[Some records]

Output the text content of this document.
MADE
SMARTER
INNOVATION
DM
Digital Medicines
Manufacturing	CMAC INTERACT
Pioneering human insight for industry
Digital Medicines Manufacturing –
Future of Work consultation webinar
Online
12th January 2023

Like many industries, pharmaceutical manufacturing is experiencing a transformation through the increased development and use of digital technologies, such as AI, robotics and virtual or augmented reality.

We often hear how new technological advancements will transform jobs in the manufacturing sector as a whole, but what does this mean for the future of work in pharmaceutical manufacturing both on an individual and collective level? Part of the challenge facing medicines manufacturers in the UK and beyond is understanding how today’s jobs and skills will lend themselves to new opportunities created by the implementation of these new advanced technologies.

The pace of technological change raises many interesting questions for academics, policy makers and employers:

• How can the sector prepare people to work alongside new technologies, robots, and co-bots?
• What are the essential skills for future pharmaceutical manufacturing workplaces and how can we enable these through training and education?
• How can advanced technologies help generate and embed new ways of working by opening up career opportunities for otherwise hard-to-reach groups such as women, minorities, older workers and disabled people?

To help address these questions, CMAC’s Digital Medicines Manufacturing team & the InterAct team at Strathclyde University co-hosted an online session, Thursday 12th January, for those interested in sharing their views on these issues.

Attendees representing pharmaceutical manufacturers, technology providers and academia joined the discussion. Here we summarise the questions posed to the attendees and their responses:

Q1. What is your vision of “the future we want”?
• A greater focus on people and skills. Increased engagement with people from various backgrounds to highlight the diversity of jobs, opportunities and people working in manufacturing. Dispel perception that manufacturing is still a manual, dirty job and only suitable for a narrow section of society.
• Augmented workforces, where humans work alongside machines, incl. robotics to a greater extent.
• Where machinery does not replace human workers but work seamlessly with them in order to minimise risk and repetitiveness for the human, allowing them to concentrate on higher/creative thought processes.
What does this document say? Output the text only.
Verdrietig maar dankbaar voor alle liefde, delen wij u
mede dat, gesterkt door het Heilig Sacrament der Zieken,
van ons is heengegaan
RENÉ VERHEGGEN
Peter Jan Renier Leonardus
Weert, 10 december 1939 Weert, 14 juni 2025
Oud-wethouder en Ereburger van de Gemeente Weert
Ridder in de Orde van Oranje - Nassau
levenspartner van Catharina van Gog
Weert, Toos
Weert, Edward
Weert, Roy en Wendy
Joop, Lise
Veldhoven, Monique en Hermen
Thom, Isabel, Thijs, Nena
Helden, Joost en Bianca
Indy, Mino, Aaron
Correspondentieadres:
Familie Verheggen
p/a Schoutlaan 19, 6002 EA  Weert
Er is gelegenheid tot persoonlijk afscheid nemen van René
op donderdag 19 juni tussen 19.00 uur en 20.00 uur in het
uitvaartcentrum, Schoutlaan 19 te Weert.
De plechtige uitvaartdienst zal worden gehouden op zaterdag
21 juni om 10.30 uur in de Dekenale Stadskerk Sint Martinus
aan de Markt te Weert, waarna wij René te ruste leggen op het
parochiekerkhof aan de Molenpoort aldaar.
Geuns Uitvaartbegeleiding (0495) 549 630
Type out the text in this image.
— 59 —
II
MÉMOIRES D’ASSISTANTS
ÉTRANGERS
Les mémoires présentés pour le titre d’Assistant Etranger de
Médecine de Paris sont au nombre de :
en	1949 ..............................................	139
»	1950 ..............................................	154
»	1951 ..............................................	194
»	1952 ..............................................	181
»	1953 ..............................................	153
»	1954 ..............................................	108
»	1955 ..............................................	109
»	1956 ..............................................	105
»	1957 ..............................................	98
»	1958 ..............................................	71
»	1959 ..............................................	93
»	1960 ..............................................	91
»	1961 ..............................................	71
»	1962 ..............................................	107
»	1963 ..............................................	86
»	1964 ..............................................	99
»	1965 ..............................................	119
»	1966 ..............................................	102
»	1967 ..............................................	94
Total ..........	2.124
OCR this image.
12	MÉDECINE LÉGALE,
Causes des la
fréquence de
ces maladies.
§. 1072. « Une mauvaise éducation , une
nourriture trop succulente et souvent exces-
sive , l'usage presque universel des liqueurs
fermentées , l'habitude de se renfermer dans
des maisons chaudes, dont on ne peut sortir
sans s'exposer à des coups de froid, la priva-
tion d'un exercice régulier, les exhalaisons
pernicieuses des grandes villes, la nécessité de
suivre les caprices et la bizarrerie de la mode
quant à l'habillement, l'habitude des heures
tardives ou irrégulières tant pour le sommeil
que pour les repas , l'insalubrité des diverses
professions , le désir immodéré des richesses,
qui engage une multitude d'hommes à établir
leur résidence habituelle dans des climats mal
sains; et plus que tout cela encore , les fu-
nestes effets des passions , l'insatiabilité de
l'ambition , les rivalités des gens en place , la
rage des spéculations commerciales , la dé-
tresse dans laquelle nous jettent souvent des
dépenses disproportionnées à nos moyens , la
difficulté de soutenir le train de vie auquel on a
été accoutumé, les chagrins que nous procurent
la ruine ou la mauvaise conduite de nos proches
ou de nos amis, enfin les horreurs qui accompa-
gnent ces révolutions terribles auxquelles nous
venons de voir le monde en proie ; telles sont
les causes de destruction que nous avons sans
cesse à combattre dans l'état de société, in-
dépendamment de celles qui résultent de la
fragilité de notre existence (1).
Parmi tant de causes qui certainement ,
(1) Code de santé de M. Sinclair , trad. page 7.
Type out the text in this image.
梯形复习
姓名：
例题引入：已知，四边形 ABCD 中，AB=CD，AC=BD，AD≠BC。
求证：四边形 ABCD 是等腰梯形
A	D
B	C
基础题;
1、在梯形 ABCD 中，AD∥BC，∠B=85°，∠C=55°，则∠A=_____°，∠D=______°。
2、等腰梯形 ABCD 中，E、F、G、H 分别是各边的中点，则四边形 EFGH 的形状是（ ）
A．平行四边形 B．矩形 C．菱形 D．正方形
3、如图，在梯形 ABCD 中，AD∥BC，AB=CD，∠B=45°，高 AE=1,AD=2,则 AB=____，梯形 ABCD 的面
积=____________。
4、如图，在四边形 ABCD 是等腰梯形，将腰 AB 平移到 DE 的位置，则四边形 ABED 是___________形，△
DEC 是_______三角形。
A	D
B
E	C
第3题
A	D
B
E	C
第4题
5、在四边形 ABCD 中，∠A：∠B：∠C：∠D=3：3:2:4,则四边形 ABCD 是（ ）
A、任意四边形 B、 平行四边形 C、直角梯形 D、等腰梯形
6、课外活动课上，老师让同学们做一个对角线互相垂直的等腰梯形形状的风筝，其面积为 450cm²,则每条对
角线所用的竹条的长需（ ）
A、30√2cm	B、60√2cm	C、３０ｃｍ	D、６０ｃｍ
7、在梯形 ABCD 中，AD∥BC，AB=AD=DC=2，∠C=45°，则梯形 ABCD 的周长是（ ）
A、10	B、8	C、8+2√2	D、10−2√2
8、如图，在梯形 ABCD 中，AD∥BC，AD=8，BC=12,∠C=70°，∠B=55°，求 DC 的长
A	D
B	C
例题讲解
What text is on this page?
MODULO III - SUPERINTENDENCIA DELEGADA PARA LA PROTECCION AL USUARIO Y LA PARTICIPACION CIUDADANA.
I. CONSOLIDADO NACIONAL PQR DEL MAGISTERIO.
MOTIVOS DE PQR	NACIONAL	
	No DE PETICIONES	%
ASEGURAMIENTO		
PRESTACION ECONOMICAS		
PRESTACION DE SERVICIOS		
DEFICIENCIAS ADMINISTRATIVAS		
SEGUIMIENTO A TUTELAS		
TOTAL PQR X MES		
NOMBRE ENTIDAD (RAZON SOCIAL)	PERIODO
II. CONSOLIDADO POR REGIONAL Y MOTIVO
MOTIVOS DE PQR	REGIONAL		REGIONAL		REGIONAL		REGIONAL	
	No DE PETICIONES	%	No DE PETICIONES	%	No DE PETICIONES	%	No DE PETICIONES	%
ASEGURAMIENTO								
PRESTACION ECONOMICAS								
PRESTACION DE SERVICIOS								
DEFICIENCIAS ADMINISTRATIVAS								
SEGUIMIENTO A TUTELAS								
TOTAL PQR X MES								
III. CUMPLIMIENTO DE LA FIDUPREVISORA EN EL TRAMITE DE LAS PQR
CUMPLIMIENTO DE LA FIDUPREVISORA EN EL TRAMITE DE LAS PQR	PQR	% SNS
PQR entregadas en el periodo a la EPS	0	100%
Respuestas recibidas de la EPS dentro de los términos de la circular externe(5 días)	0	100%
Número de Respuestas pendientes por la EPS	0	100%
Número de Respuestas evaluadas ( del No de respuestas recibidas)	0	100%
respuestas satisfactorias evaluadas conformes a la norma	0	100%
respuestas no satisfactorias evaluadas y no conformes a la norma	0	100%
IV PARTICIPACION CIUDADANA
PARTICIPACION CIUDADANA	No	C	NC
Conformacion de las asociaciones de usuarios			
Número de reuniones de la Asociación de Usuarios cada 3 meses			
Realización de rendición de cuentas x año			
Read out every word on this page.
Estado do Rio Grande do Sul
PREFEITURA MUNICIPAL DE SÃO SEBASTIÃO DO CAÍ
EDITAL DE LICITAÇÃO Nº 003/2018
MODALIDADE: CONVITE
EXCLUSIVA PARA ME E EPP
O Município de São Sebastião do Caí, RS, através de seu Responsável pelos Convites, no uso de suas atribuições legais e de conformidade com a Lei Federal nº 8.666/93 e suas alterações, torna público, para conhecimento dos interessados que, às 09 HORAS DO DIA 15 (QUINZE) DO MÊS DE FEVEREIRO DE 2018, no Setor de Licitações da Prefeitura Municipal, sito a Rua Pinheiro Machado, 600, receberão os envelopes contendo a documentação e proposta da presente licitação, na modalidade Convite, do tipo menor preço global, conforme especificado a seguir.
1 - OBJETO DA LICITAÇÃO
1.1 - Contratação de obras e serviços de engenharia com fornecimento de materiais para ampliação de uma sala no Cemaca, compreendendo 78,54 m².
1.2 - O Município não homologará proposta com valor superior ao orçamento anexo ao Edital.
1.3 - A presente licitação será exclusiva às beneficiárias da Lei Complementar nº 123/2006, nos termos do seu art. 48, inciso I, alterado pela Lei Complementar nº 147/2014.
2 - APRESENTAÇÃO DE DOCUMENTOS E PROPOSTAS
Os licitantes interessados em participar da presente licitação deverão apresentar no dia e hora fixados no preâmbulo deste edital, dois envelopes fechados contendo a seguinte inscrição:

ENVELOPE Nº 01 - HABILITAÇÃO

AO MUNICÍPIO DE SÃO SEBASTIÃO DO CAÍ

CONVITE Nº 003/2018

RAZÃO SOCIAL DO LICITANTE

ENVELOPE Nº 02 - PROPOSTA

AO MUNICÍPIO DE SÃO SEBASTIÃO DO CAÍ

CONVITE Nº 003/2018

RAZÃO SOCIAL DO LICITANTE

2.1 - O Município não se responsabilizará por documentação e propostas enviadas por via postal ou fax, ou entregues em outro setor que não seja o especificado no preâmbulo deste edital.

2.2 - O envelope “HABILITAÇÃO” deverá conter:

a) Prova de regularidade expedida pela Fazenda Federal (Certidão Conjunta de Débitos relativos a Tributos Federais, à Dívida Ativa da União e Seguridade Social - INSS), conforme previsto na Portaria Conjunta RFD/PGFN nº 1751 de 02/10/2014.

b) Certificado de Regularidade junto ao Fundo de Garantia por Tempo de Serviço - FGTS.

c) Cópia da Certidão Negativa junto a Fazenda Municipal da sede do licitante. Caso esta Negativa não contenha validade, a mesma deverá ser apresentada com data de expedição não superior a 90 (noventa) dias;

**What to work on:** Gather each line in the data that holds the string "PETICIONES".

**Complete answer:**
	No DE PETICIONES	%
	No DE PETICIONES	%	No DE PETICIONES	%	No DE PETICIONES	%	No DE PETICIONES	%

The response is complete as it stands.